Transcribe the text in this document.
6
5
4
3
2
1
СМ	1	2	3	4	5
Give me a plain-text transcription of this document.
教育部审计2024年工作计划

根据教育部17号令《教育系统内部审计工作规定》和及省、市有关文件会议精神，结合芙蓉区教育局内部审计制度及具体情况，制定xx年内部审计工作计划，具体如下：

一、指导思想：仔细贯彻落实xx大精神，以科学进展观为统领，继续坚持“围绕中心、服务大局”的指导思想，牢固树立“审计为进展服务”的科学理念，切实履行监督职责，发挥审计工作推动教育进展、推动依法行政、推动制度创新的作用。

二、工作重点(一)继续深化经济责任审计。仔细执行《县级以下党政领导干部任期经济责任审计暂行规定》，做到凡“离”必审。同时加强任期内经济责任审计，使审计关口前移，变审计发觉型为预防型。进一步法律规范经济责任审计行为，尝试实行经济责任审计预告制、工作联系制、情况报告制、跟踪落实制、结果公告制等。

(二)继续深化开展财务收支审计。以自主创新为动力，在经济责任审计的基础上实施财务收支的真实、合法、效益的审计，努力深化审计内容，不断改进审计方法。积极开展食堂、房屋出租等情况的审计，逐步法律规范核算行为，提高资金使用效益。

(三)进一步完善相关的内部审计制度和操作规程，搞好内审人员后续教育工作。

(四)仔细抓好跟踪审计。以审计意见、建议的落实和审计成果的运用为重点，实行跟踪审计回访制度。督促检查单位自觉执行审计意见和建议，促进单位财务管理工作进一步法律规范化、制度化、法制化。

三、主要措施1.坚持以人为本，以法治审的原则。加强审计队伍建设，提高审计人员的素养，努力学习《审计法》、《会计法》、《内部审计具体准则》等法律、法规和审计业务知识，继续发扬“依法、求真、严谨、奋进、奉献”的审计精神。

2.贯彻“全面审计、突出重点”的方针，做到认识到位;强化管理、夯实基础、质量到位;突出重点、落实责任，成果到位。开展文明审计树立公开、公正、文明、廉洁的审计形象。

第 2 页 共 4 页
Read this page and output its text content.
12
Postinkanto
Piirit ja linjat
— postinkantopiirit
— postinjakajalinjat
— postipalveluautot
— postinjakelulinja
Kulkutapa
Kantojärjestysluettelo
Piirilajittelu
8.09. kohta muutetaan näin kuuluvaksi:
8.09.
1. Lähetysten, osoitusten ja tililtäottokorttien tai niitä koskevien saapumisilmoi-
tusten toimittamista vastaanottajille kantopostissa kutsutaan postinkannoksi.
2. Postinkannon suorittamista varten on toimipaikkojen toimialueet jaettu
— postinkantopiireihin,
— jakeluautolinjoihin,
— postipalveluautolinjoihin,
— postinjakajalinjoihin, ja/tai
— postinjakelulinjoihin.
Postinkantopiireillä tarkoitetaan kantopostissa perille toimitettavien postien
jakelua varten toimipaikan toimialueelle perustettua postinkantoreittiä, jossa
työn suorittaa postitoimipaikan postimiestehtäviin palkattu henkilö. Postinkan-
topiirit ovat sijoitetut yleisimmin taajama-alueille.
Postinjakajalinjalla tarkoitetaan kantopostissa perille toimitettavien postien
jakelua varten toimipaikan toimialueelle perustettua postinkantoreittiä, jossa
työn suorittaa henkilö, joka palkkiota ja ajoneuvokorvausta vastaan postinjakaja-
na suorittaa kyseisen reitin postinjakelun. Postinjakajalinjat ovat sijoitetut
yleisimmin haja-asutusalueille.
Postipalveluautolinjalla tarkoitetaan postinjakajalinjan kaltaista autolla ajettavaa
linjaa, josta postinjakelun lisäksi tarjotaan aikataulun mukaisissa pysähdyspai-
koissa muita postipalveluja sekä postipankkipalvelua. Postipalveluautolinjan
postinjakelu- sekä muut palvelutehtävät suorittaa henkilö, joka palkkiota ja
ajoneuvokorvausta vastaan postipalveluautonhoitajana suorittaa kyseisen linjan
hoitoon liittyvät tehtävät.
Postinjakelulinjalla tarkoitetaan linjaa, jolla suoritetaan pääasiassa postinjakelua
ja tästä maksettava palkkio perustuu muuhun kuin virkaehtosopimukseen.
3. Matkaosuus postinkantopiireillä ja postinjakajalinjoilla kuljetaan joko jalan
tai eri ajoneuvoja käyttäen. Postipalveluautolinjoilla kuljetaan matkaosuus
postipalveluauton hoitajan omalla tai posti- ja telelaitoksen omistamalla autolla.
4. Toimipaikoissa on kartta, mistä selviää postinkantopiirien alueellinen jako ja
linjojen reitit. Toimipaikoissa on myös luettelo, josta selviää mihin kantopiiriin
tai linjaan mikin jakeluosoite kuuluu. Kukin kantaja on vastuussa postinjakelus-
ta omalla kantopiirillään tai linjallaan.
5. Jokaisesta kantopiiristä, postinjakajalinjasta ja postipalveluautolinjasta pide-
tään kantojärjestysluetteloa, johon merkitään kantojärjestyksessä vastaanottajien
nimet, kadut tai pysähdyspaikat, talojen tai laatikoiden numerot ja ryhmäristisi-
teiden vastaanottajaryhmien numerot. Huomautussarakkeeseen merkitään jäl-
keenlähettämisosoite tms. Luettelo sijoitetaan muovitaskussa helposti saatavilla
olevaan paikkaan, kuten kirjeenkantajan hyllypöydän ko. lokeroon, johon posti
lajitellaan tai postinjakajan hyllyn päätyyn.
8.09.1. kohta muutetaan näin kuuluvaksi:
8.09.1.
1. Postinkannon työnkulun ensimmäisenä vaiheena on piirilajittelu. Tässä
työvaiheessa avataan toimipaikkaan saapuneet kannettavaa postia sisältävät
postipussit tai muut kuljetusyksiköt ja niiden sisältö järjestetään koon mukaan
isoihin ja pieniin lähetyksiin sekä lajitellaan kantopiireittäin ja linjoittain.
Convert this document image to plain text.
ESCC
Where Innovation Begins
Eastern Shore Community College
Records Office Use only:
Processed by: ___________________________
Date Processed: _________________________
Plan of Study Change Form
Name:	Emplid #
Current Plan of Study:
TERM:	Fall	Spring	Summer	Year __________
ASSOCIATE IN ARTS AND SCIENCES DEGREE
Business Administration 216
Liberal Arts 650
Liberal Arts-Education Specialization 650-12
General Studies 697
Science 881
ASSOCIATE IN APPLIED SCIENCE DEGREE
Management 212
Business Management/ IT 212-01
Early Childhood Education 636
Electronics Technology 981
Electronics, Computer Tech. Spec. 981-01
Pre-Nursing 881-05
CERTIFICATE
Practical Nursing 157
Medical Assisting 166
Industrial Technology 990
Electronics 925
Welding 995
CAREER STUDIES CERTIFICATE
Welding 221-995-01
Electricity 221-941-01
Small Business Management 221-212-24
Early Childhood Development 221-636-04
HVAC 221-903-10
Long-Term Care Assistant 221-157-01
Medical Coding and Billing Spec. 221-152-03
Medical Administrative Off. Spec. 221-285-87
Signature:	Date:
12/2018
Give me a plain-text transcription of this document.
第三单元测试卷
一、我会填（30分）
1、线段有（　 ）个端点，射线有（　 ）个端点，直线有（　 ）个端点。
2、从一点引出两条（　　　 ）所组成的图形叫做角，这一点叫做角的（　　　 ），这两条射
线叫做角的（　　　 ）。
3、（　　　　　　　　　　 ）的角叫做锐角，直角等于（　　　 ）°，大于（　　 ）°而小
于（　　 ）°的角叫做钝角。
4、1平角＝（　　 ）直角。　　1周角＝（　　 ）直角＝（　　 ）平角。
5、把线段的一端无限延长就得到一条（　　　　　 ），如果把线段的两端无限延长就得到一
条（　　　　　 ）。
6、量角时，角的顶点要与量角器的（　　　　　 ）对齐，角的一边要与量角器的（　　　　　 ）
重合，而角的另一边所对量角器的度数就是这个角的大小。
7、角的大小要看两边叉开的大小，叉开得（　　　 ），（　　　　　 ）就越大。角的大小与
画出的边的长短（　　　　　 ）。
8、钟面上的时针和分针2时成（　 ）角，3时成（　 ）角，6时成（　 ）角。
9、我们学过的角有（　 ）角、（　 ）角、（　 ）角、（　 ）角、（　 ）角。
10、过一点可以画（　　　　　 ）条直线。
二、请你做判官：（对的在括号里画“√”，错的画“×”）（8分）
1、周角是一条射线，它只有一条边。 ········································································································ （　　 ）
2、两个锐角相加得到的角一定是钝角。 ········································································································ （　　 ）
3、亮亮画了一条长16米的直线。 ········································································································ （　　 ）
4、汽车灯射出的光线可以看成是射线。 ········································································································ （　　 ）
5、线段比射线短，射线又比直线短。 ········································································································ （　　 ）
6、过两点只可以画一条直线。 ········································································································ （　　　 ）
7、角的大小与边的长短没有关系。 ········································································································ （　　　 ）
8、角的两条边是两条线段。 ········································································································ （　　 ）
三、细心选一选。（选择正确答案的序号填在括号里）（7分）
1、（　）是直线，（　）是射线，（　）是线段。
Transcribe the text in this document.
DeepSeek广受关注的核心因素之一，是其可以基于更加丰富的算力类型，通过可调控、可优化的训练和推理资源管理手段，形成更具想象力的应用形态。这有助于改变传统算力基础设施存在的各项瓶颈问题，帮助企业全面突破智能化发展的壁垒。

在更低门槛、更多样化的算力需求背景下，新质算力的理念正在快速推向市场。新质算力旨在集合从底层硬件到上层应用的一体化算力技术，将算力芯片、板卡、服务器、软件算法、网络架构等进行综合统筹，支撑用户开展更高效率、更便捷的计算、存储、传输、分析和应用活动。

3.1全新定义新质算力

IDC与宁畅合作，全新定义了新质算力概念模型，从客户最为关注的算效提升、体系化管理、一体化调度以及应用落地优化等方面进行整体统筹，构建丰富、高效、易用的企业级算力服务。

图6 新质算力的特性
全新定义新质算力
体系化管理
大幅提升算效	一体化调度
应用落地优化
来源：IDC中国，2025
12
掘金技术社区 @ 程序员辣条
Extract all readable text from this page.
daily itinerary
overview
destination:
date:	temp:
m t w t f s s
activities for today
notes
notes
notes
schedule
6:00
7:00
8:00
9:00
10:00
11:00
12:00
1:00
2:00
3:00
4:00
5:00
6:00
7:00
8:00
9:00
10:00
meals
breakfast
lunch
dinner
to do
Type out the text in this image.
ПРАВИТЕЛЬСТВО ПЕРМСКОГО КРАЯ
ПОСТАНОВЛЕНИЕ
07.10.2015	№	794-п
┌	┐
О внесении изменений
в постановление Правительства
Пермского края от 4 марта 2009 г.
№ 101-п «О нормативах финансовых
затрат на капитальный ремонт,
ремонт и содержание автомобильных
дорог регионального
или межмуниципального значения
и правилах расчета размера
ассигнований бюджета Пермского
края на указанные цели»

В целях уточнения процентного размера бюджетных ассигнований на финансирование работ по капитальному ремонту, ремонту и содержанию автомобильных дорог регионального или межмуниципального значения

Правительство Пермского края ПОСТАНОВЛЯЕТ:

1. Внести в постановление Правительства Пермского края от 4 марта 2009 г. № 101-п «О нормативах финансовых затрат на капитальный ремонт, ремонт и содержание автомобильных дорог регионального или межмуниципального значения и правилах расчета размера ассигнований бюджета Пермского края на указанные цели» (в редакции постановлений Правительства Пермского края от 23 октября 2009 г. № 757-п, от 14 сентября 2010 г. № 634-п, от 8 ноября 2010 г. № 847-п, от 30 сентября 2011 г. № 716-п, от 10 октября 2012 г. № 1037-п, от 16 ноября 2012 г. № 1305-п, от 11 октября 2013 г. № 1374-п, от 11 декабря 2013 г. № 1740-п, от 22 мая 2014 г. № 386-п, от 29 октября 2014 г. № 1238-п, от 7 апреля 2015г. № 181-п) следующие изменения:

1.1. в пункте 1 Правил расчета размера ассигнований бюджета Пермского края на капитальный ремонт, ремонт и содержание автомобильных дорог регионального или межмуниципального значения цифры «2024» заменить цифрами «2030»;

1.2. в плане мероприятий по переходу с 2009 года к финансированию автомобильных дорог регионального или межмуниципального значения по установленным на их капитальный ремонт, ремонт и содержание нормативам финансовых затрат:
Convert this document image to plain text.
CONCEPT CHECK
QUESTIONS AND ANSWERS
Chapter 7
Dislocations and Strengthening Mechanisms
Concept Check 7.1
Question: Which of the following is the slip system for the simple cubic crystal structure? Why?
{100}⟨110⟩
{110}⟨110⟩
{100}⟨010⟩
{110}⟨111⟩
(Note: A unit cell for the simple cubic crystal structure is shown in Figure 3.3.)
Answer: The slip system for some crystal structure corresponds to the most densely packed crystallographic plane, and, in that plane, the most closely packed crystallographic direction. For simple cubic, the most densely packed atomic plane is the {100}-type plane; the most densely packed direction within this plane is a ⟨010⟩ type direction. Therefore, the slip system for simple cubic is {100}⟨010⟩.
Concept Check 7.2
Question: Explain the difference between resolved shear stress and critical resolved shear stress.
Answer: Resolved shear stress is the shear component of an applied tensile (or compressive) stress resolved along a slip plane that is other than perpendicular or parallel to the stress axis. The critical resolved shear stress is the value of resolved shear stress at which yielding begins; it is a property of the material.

◆ **WORK TO BE COMPLETED**: Count the lines of the material that include the word "Education", then report only the total.

◆ **THE SOLUTION**: 2